**WHAT YOU SHOULD DO:**
Reproduce every line of the material below without any changes, and omit the pictures from your copy.
######
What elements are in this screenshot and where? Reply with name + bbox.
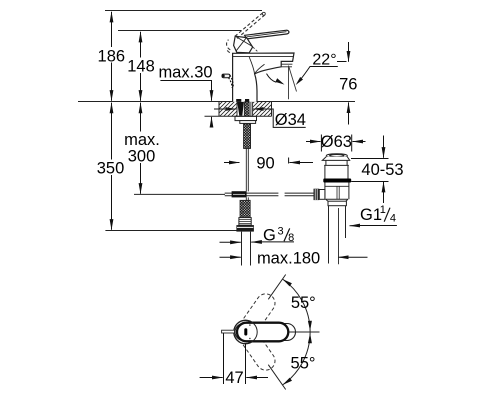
svg-text:G1: G1 [360,206,382,224]
svg-text:max.30: max.30 [158,63,212,81]
svg-text:8: 8 [288,232,294,244]
svg-text:47: 47 [225,369,243,387]
svg-text:300: 300 [128,148,156,166]
svg-text:76: 76 [339,75,357,93]
svg-text:90: 90 [256,155,274,173]
svg-text:1: 1 [380,204,386,216]
svg-text:Ø63: Ø63 [321,133,352,151]
svg-text:3: 3 [278,226,284,238]
svg-text:G: G [263,227,276,245]
svg-text:148: 148 [127,58,155,76]
svg-text:186: 186 [98,48,126,66]
svg-text:22°: 22° [312,52,336,69]
svg-text:Ø34: Ø34 [275,111,306,129]
svg-text:55°: 55° [291,294,316,312]
svg-text:55°: 55° [291,355,316,373]
svg-text:4: 4 [390,212,396,224]
svg-text:40-53: 40-53 [361,161,403,179]
svg-text:350: 350 [97,160,125,178]
svg-text:max.180: max.180 [257,249,320,267]
svg-text:max.: max. [124,131,160,149]
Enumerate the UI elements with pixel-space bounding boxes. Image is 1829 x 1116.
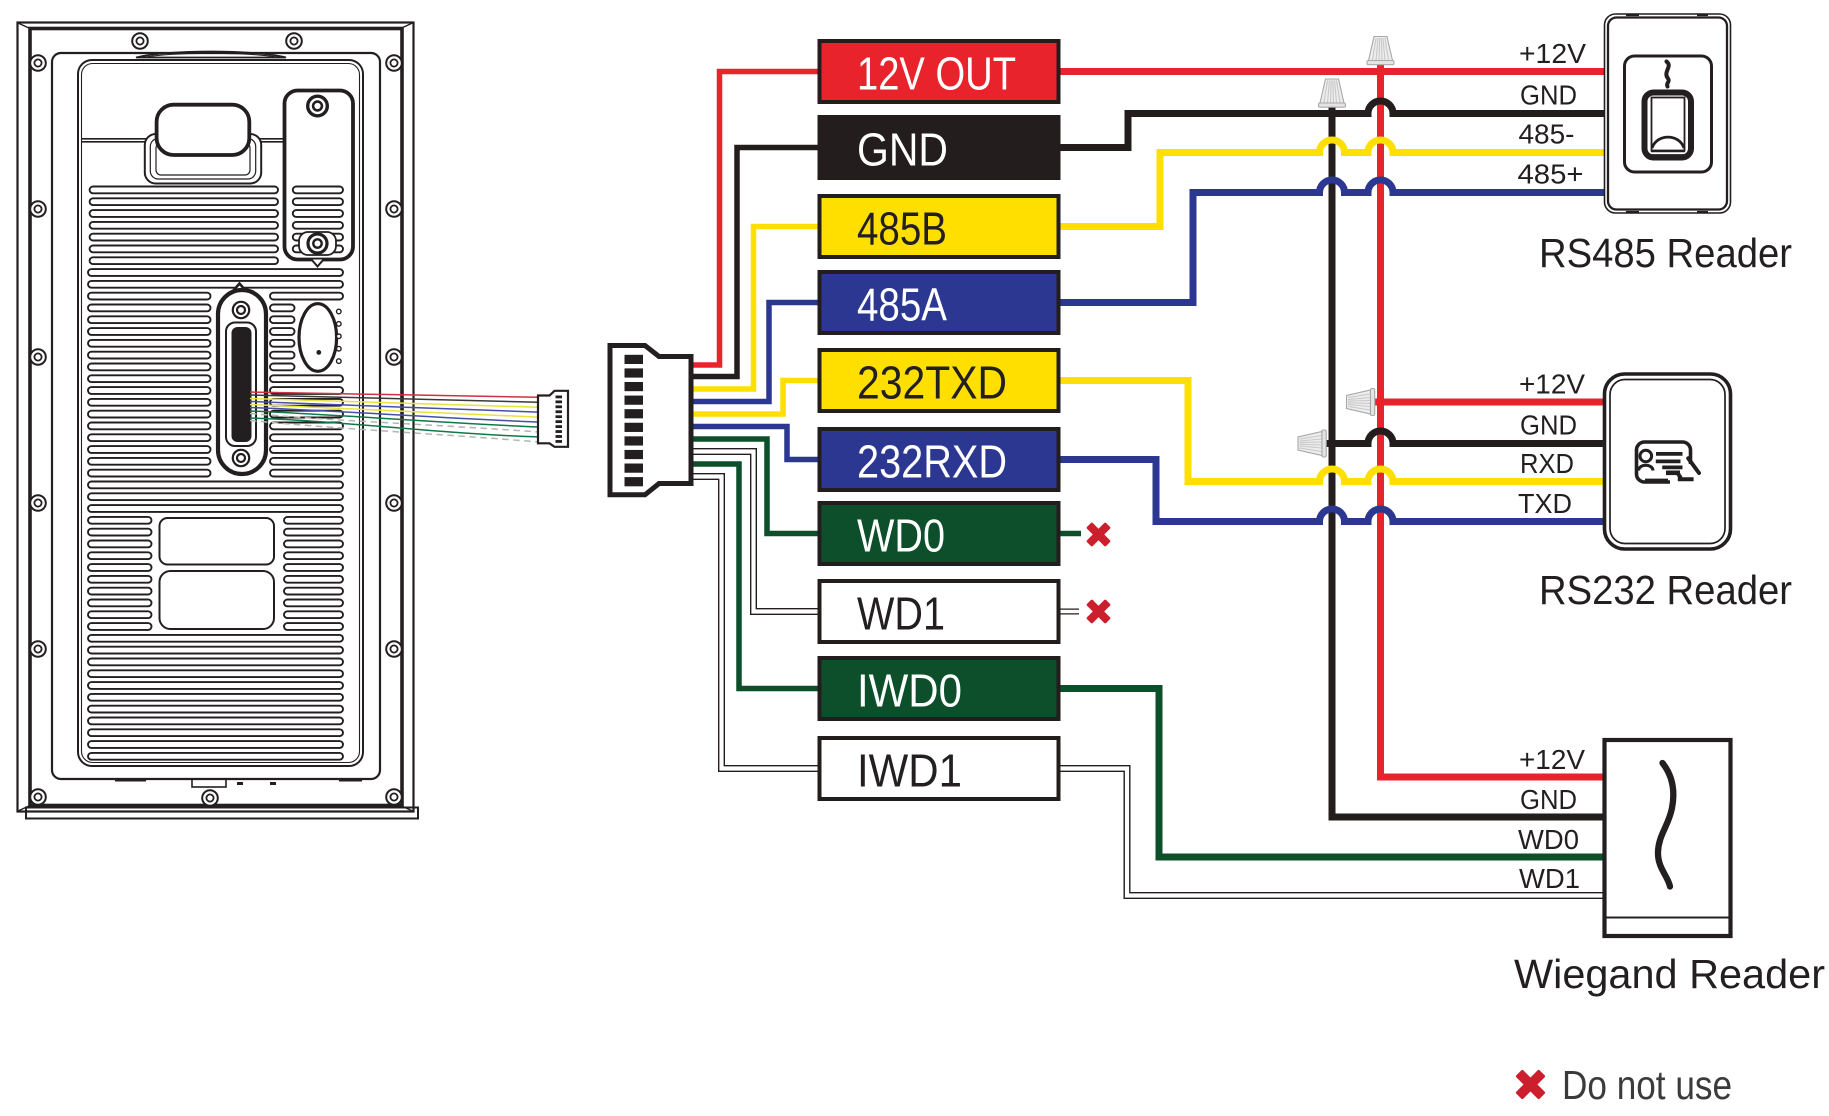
######
**WRITTEN RESPONSE:**
What elements are in this screenshot and where? Reply with name + bbox.
svg-text:G1: G1 [360,206,382,224]
svg-text:max.30: max.30 [158,63,212,81]
svg-text:8: 8 [288,232,294,244]
svg-text:47: 47 [225,369,243,387]
svg-text:300: 300 [128,148,156,166]
svg-text:76: 76 [339,75,357,93]
svg-text:90: 90 [256,155,274,173]
svg-text:1: 1 [380,204,386,216]
svg-text:Ø63: Ø63 [321,133,352,151]
svg-text:3: 3 [278,226,284,238]
svg-text:G: G [263,227,276,245]
svg-text:148: 148 [127,58,155,76]
svg-text:186: 186 [98,48,126,66]
svg-text:22°: 22° [312,52,336,69]
svg-text:Ø34: Ø34 [275,111,306,129]
svg-text:55°: 55° [291,294,316,312]
svg-text:55°: 55° [291,355,316,373]
svg-text:4: 4 [390,212,396,224]
svg-text:40-53: 40-53 [361,161,403,179]
svg-text:350: 350 [97,160,125,178]
svg-text:max.180: max.180 [257,249,320,267]
svg-text:max.: max. [124,131,160,149]
Enumerate the UI elements with pixel-space bounding boxes. Image is 1829 x 1116.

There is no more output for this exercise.